Data items.

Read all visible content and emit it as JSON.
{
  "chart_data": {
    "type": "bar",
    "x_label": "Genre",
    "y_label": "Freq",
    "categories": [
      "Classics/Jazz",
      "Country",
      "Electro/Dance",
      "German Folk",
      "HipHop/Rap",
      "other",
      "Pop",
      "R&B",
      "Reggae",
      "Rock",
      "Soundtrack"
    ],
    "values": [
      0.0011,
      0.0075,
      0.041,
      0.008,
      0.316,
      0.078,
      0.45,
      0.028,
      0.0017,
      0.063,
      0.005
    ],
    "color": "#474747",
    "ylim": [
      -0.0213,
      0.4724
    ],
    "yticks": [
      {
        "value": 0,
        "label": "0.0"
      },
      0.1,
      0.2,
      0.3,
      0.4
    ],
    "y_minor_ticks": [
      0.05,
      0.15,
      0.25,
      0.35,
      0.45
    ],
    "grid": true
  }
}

Aim.
Copy all the records above exactly, missing none.

Solution for this problem.
Read all visible content and emit it as JSON.
{
  "chart_data": {
    "type": "bar",
    "x_label": "Genre",
    "y_label": "Freq",
    "categories": [
      "Classics/Jazz",
      "Country",
      "Electro/Dance",
      "German Folk",
      "HipHop/Rap",
      "other",
      "Pop",
      "R&B",
      "Reggae",
      "Rock",
      "Soundtrack"
    ],
    "values": [
      0.0011,
      0.0075,
      0.041,
      0.008,
      0.316,
      0.078,
      0.45,
      0.028,
      0.0017,
      0.063,
      0.005
    ],
    "color": "#474747",
    "ylim": [
      -0.0213,
      0.4724
    ],
    "yticks": [
      {
        "value": 0,
        "label": "0.0"
      },
      0.1,
      0.2,
      0.3,
      0.4
    ],
    "y_minor_ticks": [
      0.05,
      0.15,
      0.25,
      0.35,
      0.45
    ],
    "grid": true
  }
}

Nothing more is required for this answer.